**Explore the material:**
a: Decide whether each statement below agrees with the comment thread about an orangutan building a hammock, answering yes or no and quoting the deciding words of the thread: (i) hippybear says they did not know orangutans could tie knots; (ii) tavella's comment received 10 favorites; (iii) bonobothegreat compares the orangutan to themselves on an overnight Greyhound from Toronto to NYC.
b: From the orangutan hammock thread, reproduce the part that opens with the words containing "planet of the" and closes with "to their liking.".
c: Continue the orangutan hammock thread, starting after the last sentence shown.

**Document text:**
● ● ● ● ● ● ●
An orangutan builds a hammock.
January 4, 2016 4:21 PM   Subscribe

 
The Adjustening!
posted by bird internet at 4:30 PM on January 4, 2016 [2 favorites]


planet of the apes is quickly becoming a prophesy rather than just stories.
posted by numaner at 4:32 PM on January 4, 2016


This orangutan has just surpassed the skill set required to be a Canadian senator in that it also actually made the hammock.
posted by jimmythefish at 4:34 PM on January 4, 2016 [10 favorites]


Poor thing, held in such terrible conditions. Not just the physical, but from the looks of it, the one thing they have given a tremendously intelligent animal to play with is a scrap of rag.
posted by tavella at 4:35 PM on January 4, 2016 [16 favorites]


I had no idea that orangutans could tie knots, let alone test out the positioning of a hammock and readjust it to their liking.

I wish the cage it was held in wasn't so noisy. If it's always like that, it must be just torture to be there all the time.

I do hope that's just its "bad weather space" or something. Because that is one of the most remarkable things I've ever seen any animal do.
posted by hippybear at 4:40 PM on January 4, 2016 [11 favorites]


That was basically me on the overnight Greyhound from Toronto to NYC.
posted by bonobothegreat at 4:46 PM on January 4, 2016 [12 favorites]


Bonobos can tie knots too? I'm learning a lot today.
posted by hippybear at 4:53 PM on January 4, 2016 [4 favorites]


if that orangutan had to share the hammock with his or her SO, you know the SO would have been all, "No it's fine. Do you really have to restring it okay you're doing it. Now you would be fine if you would stop wiggling around. No, I don't want to hear what Wanda did in the break room today. Go to sleep."
posted by angrycat at 4:54 PM on January 4, 2016 [4 favorites]


I, for one, welcome our long-limbed ginger overlords.
posted by blurker at 4:58 PM on January 4, 2016


jesus wept
posted by the bricabrac man at 5:03 PM on January 4, 2016 [1 favorite]


Obligatory, "Just don't read the comments..."
posted by Chuffy at 5:07 PM on January 4, 2016


I get the impression that it was pretty good to be an orangutan before humans came along.
posted by InsertNiftyNameHere at 5:10 PM on January 4, 2016 [8 favorites]


Too bad it couldn't teach those stupid humans to shoot in landscape mode.
● ● ● ● ● ● ●
**Given records:**
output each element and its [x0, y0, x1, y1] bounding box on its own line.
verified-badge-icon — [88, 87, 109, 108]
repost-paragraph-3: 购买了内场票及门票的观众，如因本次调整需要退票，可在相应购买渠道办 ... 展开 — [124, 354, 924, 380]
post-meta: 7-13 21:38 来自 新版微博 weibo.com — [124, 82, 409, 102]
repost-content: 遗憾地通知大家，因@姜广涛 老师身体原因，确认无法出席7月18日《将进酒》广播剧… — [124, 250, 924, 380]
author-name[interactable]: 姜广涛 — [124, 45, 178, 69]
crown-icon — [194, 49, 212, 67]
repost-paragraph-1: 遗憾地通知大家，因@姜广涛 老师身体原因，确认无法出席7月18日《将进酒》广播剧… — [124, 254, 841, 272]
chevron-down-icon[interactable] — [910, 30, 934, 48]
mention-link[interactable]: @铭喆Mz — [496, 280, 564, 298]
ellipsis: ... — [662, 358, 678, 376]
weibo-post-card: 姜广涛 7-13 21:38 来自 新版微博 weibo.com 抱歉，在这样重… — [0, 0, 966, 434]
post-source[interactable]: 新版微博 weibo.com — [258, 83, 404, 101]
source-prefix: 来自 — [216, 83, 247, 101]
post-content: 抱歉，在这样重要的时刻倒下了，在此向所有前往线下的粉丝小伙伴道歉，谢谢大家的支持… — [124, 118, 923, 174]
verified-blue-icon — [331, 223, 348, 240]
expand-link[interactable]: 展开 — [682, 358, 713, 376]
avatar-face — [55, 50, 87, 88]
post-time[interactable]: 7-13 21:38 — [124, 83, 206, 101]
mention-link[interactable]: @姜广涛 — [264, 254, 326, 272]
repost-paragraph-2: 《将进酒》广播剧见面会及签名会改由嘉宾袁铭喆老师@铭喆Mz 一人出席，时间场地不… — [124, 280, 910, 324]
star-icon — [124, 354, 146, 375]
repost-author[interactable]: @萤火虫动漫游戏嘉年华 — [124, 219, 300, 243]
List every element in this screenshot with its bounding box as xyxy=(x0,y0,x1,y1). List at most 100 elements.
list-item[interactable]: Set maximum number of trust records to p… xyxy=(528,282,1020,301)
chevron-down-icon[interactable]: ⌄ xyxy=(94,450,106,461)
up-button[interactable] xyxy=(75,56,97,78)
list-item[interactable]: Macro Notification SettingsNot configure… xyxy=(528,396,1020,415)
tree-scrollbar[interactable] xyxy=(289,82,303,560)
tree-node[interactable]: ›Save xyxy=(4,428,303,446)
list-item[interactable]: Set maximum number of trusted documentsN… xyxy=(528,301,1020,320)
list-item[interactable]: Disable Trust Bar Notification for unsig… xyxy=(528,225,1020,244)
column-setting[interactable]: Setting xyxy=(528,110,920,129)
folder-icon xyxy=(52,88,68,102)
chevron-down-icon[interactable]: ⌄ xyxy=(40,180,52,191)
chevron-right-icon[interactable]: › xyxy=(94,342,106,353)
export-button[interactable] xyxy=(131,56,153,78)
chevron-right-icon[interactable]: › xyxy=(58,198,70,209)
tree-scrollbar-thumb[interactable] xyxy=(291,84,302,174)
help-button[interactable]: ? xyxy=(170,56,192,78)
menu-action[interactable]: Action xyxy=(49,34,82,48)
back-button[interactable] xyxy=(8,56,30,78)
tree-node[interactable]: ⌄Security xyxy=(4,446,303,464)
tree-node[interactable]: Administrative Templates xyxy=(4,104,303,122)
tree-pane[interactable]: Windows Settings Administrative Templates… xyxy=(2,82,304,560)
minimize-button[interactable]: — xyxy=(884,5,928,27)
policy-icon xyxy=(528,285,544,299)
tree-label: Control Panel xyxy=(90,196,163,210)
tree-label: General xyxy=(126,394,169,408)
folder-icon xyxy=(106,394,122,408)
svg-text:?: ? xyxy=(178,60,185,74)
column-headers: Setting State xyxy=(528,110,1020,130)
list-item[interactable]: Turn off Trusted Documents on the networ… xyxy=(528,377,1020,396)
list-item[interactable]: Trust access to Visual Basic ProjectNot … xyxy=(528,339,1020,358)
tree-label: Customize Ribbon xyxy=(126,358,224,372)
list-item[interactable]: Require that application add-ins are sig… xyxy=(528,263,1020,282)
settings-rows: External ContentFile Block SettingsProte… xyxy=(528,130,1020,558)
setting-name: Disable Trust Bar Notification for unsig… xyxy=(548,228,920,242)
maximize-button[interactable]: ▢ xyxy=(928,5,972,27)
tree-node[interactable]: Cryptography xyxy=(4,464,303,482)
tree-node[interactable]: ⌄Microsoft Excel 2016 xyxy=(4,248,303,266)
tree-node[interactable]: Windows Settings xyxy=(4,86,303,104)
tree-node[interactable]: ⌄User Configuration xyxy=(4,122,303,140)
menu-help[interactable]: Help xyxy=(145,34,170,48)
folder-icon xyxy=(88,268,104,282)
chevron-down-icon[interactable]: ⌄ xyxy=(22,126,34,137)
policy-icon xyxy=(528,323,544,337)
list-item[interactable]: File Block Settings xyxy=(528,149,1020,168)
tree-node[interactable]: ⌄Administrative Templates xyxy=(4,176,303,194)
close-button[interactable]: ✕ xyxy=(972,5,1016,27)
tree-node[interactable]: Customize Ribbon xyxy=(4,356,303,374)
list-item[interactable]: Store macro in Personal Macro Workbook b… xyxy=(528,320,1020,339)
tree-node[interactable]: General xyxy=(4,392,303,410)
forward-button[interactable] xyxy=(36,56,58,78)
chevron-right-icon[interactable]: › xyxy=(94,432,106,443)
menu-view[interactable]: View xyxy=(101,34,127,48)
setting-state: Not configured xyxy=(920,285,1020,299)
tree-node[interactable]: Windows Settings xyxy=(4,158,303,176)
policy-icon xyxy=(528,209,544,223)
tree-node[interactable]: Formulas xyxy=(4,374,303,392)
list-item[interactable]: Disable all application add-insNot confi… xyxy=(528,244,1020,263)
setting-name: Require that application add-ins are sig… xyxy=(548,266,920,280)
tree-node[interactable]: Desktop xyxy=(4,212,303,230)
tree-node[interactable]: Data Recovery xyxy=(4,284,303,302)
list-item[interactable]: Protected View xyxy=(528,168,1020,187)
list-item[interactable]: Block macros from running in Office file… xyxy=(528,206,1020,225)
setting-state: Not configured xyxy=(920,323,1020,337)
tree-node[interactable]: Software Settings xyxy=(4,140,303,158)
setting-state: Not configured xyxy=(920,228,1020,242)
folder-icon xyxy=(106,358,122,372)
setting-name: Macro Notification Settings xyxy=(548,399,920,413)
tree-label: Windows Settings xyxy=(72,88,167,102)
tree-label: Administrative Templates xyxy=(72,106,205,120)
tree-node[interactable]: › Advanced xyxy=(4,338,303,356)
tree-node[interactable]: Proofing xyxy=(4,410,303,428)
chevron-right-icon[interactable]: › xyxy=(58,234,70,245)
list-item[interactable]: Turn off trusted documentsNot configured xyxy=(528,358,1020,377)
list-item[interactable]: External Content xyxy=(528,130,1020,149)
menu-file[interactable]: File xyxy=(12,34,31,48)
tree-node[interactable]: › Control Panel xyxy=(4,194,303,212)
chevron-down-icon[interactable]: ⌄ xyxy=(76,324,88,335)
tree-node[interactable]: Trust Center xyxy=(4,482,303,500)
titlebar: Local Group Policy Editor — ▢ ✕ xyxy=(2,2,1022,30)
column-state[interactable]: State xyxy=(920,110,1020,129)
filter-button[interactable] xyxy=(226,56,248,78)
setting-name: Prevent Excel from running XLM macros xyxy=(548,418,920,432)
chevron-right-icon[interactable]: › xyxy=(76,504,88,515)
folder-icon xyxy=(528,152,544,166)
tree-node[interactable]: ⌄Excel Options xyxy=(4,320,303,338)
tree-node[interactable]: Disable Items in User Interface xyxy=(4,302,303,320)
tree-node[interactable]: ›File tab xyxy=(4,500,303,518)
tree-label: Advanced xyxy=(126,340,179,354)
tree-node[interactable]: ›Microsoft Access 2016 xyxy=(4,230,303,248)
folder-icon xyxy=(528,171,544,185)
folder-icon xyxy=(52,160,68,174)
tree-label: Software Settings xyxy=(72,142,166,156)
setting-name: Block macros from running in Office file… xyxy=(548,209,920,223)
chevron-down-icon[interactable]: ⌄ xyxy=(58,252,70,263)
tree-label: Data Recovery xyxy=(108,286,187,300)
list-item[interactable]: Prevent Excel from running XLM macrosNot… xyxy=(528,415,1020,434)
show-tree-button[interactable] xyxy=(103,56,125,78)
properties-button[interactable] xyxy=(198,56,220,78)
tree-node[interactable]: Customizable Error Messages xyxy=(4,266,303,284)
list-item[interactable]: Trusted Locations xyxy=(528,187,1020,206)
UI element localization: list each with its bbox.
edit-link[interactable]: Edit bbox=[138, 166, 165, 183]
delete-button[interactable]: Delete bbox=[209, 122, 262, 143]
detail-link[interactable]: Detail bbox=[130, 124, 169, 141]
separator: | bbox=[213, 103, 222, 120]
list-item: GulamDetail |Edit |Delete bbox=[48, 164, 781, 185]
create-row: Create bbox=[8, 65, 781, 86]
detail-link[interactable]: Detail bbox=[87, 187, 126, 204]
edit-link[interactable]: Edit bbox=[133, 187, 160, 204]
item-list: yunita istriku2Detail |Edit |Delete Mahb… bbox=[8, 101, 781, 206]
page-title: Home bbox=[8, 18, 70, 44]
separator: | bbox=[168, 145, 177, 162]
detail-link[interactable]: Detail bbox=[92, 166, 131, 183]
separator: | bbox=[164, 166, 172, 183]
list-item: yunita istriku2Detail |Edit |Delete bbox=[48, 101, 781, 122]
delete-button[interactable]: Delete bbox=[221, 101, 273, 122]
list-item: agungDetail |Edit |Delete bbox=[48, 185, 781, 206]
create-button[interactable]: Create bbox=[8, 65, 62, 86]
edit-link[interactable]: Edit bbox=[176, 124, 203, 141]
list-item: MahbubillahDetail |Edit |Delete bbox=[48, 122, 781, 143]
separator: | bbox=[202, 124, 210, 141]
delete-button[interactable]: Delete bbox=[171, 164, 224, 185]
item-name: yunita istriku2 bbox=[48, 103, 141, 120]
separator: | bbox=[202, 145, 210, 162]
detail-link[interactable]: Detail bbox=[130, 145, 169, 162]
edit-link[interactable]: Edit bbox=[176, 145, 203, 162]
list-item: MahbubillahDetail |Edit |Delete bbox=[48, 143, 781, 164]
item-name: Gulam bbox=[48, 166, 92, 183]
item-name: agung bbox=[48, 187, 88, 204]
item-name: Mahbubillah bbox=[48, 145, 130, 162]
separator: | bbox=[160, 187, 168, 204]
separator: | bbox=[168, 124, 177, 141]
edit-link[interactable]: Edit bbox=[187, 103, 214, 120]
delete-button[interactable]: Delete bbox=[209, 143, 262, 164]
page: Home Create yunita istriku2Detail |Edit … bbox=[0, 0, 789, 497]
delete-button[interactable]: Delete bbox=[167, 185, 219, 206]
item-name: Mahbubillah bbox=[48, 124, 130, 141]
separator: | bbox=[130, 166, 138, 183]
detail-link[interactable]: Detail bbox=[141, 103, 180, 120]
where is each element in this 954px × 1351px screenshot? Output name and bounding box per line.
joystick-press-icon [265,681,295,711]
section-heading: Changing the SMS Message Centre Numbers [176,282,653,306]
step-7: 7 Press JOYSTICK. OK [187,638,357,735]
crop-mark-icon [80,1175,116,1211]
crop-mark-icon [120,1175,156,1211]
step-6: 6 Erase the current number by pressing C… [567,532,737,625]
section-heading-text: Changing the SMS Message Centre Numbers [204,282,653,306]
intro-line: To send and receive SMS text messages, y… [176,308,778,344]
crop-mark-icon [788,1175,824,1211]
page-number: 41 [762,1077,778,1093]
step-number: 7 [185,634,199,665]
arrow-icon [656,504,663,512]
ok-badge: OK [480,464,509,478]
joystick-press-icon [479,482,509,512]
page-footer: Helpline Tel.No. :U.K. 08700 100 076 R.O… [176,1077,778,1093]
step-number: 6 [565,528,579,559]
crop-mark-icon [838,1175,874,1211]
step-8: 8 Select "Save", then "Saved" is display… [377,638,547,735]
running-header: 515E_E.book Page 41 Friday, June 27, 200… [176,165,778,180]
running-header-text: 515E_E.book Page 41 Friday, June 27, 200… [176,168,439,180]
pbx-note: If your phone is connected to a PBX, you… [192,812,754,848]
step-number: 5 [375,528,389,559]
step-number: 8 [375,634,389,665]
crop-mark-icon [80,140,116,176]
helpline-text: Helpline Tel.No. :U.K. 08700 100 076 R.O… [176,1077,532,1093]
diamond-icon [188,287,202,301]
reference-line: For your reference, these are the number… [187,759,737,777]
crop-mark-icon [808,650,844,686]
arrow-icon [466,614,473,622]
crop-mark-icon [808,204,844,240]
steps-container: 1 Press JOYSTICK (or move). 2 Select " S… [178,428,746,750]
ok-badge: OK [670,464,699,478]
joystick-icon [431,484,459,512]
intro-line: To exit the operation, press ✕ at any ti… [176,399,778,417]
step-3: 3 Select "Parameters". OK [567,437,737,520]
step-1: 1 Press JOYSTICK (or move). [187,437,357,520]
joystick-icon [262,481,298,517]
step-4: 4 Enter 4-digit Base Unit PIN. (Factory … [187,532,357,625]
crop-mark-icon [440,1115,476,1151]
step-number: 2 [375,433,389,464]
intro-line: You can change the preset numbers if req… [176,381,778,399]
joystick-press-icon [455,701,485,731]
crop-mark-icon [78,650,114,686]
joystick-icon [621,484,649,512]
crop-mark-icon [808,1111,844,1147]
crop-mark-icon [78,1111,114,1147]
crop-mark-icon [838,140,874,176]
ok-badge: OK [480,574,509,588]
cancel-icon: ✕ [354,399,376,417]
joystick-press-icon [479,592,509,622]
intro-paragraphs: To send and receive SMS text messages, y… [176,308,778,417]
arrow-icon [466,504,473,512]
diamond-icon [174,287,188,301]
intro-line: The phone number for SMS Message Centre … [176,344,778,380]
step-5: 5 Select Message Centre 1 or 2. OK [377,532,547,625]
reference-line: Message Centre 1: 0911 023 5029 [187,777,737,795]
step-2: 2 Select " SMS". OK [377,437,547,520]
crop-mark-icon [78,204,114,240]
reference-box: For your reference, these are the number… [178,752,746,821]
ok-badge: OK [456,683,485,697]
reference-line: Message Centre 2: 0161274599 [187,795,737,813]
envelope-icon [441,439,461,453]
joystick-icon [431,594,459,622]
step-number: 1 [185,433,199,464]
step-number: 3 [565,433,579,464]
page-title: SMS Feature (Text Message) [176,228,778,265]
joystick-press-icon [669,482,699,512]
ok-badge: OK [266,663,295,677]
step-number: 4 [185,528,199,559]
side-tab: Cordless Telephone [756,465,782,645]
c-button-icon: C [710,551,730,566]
● ● ● ● ● ● ●
**Answers provided:**
a:
(i) Yes: "I had no idea that orangutans could tie knots"
(ii) No: "posted by tavella at 4:35 PM on January 4, 2016 [16 favorites]"
(iii) Yes: "That was basically me on the overnight Greyhound from Toronto to NYC."

b:
planet of the apes is quickly becoming a prophesy rather than just stories.
posted by numaner at 4:32 PM on January 4, 2016


This orangutan has just surpassed the skill set required to be a Canadian senator in that it also actually made the hammock.
posted by jimmythefish at 4:34 PM on January 4, 2016 [10 favorites]


Poor thing, held in such terrible conditions. Not just the physical, but from the looks of it, the one thing they have given a tremendously intelligent animal to play with is a scrap of rag.
posted by tavella at 4:35 PM on January 4, 2016 [16 favorites]


I had no idea that orangutans could tie knots, let alone test out the positioning of a hammock and readjust it to their liking.

c:
posted by PareidoliaticBoy at 5:19 PM on January 4, 2016 [13 favorites]


Interestingly, this orangutan is polling significantly higher than Jeb Bush in Iowa.
posted by 4ster at 5:22 PM on January 4, 2016 [5 favorites]


I always called them "granny knots."

My kids call them "monkey knots."

They may be onto something.
posted by bricksNmortar at 5:23 PM on January 4, 2016


Could your grandmother make a hammock?
posted by justsomebodythatyouusedtoknow at 5:24 PM on January 4, 2016 [1 favorite]


The Chillularity!
posted by CynicalKnight at 5:53 PM on January 4, 2016 [1 favorite]


I do hope that's just its "bad weather space" or something. Because that is one of the most remarkable things I've ever seen any animal do.

Here is a crow making a tool.

(Less impressively, here is a squirrel trying to hide a nut in a dog.)
posted by mhoye at 6:05 PM on January 4, 2016 [9 favorites]


Get that Orang a tall glass of lemonade!



and out of that horrible cage....
posted by Slarty Bartfast at 6:05 PM on January 4, 2016 [3 favorites]


Man, my dog has fifty times more toys than that orangutan and he does nothing more intellectual than throw and pounce them.

Poor orangutan. How can we send him toys?
posted by winna at 6:17 PM on January 4, 2016 [2 favorites]


An orangutan builds a hammock in orangutan jail, apparently.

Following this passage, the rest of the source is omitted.